Using the records below, locate all lines containing "requirements" and return them.

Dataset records
◆ ◆ ◆ ◆ ◆ ◆ ◆

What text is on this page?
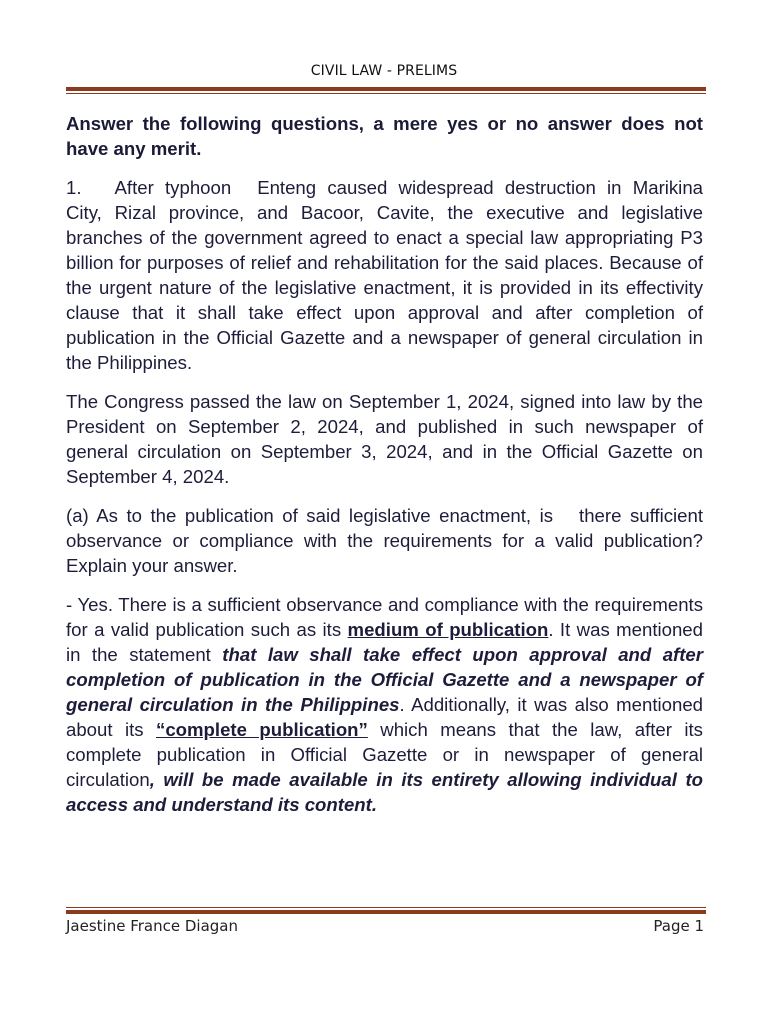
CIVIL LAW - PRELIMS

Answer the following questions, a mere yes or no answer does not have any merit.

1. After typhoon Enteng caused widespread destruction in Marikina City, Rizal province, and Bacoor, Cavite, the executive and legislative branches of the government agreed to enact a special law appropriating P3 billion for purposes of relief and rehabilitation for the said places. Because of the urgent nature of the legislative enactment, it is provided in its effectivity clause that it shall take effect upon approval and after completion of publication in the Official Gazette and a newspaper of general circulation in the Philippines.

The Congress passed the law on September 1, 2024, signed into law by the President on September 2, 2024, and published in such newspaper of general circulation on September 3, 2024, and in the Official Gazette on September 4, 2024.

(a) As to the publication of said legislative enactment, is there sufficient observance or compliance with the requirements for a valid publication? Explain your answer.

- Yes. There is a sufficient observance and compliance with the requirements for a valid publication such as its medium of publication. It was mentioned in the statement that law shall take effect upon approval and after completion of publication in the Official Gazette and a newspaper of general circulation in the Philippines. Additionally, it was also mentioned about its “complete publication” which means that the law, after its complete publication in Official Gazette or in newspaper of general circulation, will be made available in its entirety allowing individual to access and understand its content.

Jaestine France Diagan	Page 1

◆ ◆ ◆ ◆ ◆ ◆ ◆

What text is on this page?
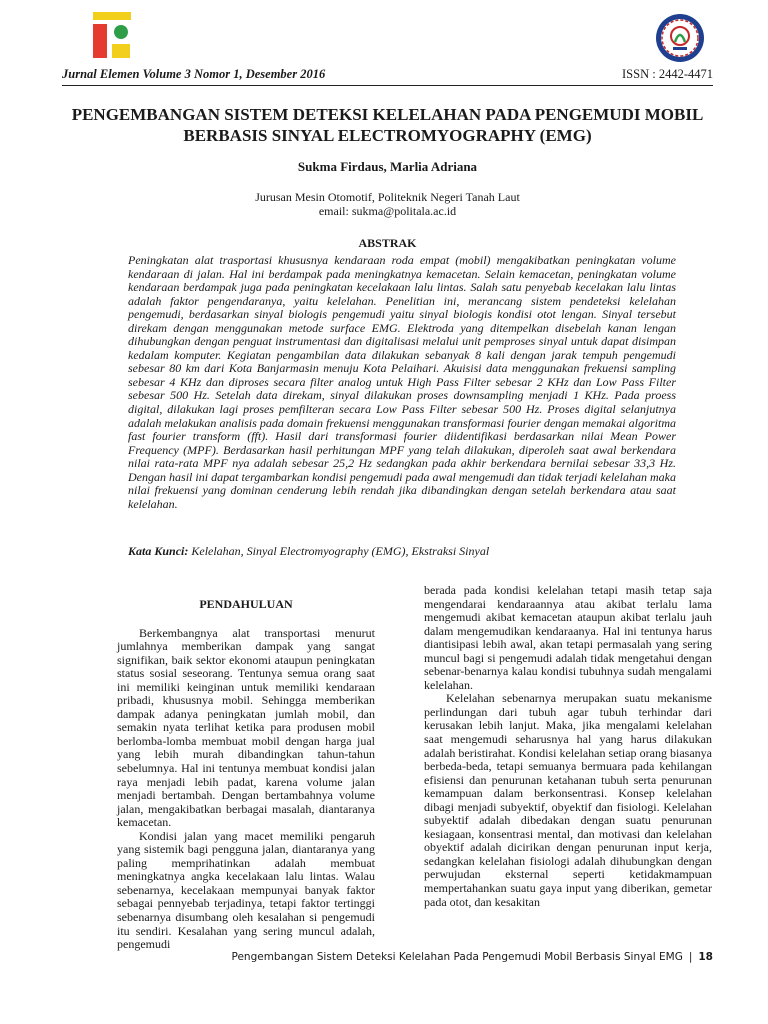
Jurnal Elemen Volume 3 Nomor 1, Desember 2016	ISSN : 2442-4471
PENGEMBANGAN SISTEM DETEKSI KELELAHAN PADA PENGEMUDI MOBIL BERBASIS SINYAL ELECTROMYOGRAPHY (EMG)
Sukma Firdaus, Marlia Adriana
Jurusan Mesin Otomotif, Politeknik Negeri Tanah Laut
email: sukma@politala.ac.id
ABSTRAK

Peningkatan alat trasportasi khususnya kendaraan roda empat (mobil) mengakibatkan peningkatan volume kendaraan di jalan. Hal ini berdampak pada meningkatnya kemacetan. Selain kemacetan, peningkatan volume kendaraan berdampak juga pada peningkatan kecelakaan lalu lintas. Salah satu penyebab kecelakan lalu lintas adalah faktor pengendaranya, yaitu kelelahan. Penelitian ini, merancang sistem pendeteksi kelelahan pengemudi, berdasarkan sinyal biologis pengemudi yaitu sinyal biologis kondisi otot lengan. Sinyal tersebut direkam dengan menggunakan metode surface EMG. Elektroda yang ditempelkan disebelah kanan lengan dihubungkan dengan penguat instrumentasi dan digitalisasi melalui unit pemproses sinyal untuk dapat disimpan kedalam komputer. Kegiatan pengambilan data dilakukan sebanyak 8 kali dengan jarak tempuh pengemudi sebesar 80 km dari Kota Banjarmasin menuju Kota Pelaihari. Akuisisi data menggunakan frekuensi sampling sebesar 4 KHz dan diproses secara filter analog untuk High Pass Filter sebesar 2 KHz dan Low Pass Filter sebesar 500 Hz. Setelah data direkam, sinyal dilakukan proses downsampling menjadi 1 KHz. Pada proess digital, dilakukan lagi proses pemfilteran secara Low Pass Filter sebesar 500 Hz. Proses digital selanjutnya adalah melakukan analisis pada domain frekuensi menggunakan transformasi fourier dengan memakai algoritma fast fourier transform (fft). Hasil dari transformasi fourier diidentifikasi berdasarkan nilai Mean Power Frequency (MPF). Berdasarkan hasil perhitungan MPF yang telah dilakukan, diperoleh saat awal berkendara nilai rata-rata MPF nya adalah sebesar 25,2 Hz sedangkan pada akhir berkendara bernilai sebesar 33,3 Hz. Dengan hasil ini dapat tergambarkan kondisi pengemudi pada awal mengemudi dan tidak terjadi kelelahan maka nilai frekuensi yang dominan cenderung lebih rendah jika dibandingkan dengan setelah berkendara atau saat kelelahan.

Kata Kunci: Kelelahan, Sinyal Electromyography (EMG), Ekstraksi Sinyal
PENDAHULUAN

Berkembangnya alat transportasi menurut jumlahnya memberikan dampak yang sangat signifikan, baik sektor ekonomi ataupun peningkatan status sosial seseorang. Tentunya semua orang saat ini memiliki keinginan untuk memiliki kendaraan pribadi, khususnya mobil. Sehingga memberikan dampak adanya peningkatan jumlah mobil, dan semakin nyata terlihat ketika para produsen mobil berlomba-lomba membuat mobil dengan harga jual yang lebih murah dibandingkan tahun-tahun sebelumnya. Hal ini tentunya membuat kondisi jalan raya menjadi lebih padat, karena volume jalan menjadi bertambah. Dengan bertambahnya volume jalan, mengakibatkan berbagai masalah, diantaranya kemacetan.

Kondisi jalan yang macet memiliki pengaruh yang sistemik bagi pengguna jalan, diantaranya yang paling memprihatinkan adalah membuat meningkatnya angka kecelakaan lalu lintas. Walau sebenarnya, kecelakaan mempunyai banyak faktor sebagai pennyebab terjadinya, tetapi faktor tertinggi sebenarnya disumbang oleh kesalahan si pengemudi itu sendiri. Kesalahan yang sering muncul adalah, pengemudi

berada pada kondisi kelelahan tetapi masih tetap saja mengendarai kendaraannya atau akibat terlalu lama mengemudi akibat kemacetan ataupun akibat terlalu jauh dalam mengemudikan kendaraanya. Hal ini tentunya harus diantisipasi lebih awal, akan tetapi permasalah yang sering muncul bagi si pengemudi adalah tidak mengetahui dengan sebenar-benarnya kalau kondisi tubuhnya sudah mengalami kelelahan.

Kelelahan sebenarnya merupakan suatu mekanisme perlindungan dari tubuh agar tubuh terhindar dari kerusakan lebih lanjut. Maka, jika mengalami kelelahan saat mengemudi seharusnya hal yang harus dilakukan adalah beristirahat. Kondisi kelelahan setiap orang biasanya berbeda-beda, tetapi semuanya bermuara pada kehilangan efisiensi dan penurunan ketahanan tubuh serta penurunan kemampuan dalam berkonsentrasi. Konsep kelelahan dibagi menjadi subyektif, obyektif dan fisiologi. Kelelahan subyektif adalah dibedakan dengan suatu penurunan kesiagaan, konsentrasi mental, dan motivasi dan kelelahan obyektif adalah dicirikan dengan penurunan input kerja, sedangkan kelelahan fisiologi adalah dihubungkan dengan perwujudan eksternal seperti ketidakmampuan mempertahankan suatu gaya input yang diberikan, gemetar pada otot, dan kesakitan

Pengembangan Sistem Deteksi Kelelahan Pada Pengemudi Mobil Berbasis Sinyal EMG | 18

◆ ◆ ◆ ◆ ◆ ◆ ◆

> **Correct answer**
(a) As to the publication of said legislative enactment, is there sufficient observance or compliance with the requirements for a valid publication? Explain your answer.
- Yes. There is a sufficient observance and compliance with the requirements for a valid publication such as its medium of publication. It was mentioned in the statement that law shall take effect upon approval and after completion of publication in the Official Gazette and a newspaper of general circulation in the Philippines. Additionally, it was also mentioned about its “complete publication” which means that the law, after its complete publication in Official Gazette or in newspaper of general circulation, will be made available in its entirety allowing individual to access and understand its content.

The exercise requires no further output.